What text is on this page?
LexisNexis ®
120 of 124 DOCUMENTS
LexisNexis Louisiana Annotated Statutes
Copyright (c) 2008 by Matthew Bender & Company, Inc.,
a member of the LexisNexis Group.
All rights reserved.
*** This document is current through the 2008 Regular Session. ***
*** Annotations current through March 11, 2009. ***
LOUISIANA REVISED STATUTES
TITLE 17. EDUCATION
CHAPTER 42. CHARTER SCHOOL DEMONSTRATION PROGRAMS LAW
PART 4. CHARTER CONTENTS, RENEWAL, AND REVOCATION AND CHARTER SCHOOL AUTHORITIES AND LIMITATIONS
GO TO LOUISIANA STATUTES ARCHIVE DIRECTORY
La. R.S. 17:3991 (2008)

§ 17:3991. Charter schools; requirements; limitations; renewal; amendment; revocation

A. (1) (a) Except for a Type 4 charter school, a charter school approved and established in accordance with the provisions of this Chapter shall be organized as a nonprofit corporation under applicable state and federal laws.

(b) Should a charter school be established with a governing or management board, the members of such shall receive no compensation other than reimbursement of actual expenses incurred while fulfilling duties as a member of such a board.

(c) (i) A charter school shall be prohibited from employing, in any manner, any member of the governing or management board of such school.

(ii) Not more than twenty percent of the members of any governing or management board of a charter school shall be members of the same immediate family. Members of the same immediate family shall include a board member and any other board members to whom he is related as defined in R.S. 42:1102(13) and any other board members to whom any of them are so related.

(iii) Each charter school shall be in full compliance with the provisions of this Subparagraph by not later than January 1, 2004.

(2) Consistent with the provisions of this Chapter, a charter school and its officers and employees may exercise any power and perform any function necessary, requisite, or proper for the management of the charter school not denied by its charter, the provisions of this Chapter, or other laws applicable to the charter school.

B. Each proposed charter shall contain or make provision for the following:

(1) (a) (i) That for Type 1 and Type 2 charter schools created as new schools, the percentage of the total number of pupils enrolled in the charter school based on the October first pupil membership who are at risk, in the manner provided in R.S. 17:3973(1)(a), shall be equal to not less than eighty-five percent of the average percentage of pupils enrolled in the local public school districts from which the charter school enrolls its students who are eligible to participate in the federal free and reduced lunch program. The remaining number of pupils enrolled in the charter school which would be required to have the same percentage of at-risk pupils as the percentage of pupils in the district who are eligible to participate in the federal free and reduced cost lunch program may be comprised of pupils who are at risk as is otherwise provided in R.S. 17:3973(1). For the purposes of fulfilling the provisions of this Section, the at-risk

_Given problem_:
Among the entries above, identify all lines with "Each" and copy them.

_Result_:
(iii) Each charter school shall be in full compliance with the provisions of this Subparagraph by not later than January 1, 2004.
B. Each proposed charter shall contain or make provision for the following:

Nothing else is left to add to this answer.